**TASK BRIEF**
Find the line containing "Output a JSON". Return it and every line after it, unchanged, up to and including the last line.

**EXTRACTED DATA**
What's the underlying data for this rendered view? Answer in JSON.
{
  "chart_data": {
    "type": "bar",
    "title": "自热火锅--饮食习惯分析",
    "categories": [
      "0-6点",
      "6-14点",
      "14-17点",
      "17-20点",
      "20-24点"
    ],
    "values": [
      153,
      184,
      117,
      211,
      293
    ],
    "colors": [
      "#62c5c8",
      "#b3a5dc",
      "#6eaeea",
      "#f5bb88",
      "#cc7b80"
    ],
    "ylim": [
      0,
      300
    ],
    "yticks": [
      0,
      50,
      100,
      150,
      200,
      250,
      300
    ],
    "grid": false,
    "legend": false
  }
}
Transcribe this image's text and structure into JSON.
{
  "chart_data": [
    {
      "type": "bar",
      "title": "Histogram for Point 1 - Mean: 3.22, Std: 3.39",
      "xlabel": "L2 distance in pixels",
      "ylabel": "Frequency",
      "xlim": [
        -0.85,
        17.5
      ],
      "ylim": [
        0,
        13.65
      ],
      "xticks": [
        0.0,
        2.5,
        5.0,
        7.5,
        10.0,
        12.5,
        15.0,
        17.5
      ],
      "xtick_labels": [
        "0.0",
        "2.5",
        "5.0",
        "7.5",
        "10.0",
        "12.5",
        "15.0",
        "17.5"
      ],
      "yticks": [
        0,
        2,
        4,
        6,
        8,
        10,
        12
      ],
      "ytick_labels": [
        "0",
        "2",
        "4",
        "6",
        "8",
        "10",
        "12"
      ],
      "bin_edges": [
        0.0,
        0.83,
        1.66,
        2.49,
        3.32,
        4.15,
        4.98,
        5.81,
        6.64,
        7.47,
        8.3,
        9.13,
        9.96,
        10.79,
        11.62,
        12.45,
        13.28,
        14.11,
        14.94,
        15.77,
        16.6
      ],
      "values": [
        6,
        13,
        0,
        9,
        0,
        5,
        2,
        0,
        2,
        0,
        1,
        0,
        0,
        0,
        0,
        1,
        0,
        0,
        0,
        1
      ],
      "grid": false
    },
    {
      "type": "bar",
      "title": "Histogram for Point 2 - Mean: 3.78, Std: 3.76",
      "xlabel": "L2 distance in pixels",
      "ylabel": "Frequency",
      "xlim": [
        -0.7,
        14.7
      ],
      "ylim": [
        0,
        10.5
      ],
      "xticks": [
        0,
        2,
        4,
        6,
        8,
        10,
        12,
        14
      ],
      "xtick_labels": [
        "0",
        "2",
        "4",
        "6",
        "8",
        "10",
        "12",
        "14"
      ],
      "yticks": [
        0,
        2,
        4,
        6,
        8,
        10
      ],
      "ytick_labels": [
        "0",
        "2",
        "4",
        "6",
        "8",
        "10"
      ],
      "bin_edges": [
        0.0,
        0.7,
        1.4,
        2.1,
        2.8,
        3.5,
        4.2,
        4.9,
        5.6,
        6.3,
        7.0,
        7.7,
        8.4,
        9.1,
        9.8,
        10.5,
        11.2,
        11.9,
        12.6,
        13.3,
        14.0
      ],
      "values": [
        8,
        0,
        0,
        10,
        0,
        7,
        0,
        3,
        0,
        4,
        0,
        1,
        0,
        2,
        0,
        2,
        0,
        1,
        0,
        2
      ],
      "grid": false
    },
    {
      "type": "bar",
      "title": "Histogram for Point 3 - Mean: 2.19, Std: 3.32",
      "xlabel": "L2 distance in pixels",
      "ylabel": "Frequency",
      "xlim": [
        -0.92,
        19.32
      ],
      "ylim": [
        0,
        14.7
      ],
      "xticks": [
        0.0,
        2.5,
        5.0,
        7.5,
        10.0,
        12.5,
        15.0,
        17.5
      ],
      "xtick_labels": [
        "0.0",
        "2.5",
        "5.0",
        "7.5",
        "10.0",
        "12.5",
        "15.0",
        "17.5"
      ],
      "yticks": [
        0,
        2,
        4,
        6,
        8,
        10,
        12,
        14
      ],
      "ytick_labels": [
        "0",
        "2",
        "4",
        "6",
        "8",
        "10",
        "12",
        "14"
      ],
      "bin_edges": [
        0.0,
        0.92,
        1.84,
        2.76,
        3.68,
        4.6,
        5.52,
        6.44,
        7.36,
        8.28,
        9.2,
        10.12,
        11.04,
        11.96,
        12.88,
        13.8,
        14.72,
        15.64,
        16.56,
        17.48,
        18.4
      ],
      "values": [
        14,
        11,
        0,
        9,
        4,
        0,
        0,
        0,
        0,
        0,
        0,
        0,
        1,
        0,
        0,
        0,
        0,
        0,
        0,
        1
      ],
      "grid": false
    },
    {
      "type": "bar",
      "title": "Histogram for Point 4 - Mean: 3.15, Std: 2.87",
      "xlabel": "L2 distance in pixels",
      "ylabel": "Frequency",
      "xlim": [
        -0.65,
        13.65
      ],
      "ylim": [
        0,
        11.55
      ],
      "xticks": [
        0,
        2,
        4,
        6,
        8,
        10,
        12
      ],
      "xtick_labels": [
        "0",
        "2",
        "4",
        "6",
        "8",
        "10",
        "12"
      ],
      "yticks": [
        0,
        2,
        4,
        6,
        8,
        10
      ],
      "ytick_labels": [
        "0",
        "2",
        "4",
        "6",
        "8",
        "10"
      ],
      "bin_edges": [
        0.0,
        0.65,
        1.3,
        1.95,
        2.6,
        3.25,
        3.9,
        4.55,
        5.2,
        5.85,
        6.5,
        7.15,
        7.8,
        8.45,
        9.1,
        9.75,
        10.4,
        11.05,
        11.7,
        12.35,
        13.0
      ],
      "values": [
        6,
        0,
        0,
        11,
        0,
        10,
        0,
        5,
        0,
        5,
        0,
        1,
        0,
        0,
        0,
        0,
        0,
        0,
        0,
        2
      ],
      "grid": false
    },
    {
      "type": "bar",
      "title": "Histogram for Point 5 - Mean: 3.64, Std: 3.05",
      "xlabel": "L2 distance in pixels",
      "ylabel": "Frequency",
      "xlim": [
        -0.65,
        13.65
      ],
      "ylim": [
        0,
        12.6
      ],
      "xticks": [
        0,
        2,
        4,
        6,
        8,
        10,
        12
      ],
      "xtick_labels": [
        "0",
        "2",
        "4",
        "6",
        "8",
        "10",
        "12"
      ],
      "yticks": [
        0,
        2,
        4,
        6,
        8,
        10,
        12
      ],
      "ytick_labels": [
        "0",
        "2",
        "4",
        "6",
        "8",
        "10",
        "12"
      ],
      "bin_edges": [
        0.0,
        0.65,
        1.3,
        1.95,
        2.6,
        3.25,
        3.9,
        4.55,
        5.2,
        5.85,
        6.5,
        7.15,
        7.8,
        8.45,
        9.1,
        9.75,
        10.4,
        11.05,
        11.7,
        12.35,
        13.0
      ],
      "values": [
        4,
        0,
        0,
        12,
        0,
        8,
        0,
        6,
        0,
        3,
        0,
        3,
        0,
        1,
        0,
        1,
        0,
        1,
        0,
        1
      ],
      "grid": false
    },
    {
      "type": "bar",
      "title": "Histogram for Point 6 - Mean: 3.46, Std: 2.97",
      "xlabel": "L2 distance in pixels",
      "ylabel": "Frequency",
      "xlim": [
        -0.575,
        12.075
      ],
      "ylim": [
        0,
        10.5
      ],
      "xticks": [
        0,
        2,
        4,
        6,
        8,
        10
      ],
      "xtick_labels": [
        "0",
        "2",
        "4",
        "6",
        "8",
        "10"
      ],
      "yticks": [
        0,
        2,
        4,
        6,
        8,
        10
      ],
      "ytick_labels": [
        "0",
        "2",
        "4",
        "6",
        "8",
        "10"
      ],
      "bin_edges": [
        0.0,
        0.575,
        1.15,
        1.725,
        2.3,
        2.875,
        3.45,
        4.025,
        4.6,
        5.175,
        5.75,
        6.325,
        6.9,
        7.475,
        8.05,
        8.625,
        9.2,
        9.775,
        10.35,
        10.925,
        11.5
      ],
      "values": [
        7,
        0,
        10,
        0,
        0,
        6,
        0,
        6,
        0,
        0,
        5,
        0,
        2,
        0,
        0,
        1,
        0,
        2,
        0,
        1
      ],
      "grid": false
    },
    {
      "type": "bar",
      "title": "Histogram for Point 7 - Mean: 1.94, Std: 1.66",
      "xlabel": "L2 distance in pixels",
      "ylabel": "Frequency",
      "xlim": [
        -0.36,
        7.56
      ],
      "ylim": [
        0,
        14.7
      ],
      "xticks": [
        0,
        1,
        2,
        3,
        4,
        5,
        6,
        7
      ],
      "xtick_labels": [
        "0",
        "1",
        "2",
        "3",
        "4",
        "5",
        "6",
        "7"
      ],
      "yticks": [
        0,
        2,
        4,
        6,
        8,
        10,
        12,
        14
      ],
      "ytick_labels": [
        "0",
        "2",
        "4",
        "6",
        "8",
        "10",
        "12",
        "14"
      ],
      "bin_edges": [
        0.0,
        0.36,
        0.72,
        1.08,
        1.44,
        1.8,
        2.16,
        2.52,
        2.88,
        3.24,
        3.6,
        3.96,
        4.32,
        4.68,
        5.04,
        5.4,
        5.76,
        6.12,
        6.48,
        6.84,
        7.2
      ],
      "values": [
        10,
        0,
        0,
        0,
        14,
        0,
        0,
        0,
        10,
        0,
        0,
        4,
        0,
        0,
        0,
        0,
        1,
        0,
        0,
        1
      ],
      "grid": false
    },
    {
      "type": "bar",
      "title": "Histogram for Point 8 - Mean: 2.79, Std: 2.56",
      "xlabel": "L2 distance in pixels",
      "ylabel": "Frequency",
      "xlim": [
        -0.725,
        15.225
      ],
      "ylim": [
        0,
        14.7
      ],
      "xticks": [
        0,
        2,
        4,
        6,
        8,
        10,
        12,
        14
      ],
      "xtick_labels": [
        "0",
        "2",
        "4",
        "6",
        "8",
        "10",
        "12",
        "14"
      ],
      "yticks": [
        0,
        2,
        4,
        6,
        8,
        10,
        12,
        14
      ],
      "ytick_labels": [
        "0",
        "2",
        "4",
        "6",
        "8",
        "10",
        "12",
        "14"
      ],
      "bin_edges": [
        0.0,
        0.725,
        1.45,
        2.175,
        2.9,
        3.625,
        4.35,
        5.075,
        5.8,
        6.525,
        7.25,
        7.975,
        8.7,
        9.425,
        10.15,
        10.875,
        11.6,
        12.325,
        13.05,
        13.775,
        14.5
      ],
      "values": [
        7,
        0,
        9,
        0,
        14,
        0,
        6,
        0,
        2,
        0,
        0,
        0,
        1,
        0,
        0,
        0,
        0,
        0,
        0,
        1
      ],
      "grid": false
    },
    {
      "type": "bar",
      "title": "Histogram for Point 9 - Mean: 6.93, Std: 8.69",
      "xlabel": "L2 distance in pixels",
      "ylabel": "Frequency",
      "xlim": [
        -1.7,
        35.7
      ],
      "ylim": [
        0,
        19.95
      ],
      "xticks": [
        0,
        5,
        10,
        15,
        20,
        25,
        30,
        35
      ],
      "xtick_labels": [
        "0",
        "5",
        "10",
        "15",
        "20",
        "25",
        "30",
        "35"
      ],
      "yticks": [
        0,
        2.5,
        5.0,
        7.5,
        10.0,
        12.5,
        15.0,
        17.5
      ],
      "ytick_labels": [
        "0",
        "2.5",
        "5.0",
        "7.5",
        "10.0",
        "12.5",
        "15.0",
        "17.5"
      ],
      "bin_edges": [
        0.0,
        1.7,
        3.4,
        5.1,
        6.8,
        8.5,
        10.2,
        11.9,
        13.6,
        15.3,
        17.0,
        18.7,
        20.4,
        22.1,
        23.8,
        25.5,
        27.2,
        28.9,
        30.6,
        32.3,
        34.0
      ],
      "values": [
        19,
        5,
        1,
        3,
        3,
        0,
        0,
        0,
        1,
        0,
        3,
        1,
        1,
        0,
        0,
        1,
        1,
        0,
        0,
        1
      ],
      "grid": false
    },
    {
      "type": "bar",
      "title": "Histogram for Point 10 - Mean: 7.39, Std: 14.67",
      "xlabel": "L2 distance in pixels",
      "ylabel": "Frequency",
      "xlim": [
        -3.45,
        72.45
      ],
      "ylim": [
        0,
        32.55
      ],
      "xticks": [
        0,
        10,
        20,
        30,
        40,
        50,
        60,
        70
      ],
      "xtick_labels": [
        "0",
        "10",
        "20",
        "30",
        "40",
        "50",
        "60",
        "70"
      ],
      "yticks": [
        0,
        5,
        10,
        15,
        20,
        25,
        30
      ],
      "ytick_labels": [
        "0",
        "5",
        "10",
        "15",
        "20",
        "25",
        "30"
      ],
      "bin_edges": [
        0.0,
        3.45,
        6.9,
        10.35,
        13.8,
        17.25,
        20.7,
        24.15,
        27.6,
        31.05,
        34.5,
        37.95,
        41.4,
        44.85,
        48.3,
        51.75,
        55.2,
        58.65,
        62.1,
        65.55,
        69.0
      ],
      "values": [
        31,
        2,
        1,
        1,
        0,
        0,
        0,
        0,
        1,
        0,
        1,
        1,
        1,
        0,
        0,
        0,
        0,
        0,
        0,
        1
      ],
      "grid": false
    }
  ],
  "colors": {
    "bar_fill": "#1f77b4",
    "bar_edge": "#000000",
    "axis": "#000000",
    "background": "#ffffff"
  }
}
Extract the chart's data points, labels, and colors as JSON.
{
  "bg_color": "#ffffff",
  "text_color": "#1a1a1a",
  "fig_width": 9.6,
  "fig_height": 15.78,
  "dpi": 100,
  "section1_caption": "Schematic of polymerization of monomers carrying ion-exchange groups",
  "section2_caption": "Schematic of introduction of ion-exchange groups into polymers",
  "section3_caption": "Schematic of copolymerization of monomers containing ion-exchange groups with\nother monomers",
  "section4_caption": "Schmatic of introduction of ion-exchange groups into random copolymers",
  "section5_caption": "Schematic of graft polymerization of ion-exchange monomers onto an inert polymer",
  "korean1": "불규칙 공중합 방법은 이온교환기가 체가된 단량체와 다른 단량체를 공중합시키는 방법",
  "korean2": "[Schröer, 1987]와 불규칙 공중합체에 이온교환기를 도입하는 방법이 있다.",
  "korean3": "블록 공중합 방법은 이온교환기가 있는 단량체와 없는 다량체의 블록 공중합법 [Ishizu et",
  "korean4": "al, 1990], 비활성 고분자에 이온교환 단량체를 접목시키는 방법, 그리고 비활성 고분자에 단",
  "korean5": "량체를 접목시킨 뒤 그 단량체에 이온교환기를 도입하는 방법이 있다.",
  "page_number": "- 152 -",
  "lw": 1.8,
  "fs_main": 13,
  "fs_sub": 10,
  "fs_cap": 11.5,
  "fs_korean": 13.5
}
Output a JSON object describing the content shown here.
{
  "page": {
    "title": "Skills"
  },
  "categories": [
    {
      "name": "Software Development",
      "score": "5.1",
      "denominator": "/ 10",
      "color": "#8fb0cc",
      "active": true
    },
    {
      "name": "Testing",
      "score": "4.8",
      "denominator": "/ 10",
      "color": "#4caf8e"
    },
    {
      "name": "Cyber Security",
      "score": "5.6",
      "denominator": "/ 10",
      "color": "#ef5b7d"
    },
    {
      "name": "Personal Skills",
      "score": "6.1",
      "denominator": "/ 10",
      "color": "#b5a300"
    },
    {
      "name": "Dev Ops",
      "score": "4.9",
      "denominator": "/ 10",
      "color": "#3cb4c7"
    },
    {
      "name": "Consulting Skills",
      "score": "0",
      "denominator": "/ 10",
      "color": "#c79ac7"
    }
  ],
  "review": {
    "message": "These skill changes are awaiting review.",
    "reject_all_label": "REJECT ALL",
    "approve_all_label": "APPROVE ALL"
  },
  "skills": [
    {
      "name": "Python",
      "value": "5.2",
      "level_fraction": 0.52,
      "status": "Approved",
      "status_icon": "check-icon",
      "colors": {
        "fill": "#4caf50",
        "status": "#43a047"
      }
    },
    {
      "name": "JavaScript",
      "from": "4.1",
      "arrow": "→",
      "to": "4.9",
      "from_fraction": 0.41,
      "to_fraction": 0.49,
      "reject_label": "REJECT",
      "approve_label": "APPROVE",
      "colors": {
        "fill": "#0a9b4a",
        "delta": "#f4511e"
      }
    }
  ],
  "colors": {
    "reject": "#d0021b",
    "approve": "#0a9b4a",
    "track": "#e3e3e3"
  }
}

**CORRECT RESULT**
Output a JSON object describing the content shown here.
{
  "page": {
    "title": "Skills"
  },
  "categories": [
    {
      "name": "Software Development",
      "score": "5.1",
      "denominator": "/ 10",
      "color": "#8fb0cc",
      "active": true
    },
    {
      "name": "Testing",
      "score": "4.8",
      "denominator": "/ 10",
      "color": "#4caf8e"
    },
    {
      "name": "Cyber Security",
      "score": "5.6",
      "denominator": "/ 10",
      "color": "#ef5b7d"
    },
    {
      "name": "Personal Skills",
      "score": "6.1",
      "denominator": "/ 10",
      "color": "#b5a300"
    },
    {
      "name": "Dev Ops",
      "score": "4.9",
      "denominator": "/ 10",
      "color": "#3cb4c7"
    },
    {
      "name": "Consulting Skills",
      "score": "0",
      "denominator": "/ 10",
      "color": "#c79ac7"
    }
  ],
  "review": {
    "message": "These skill changes are awaiting review.",
    "reject_all_label": "REJECT ALL",
    "approve_all_label": "APPROVE ALL"
  },
  "skills": [
    {
      "name": "Python",
      "value": "5.2",
      "level_fraction": 0.52,
      "status": "Approved",
      "status_icon": "check-icon",
      "colors": {
        "fill": "#4caf50",
        "status": "#43a047"
      }
    },
    {
      "name": "JavaScript",
      "from": "4.1",
      "arrow": "→",
      "to": "4.9",
      "from_fraction": 0.41,
      "to_fraction": 0.49,
      "reject_label": "REJECT",
      "approve_label": "APPROVE",
      "colors": {
        "fill": "#0a9b4a",
        "delta": "#f4511e"
      }
    }
  ],
  "colors": {
    "reject": "#d0021b",
    "approve": "#0a9b4a",
    "track": "#e3e3e3"
  }
}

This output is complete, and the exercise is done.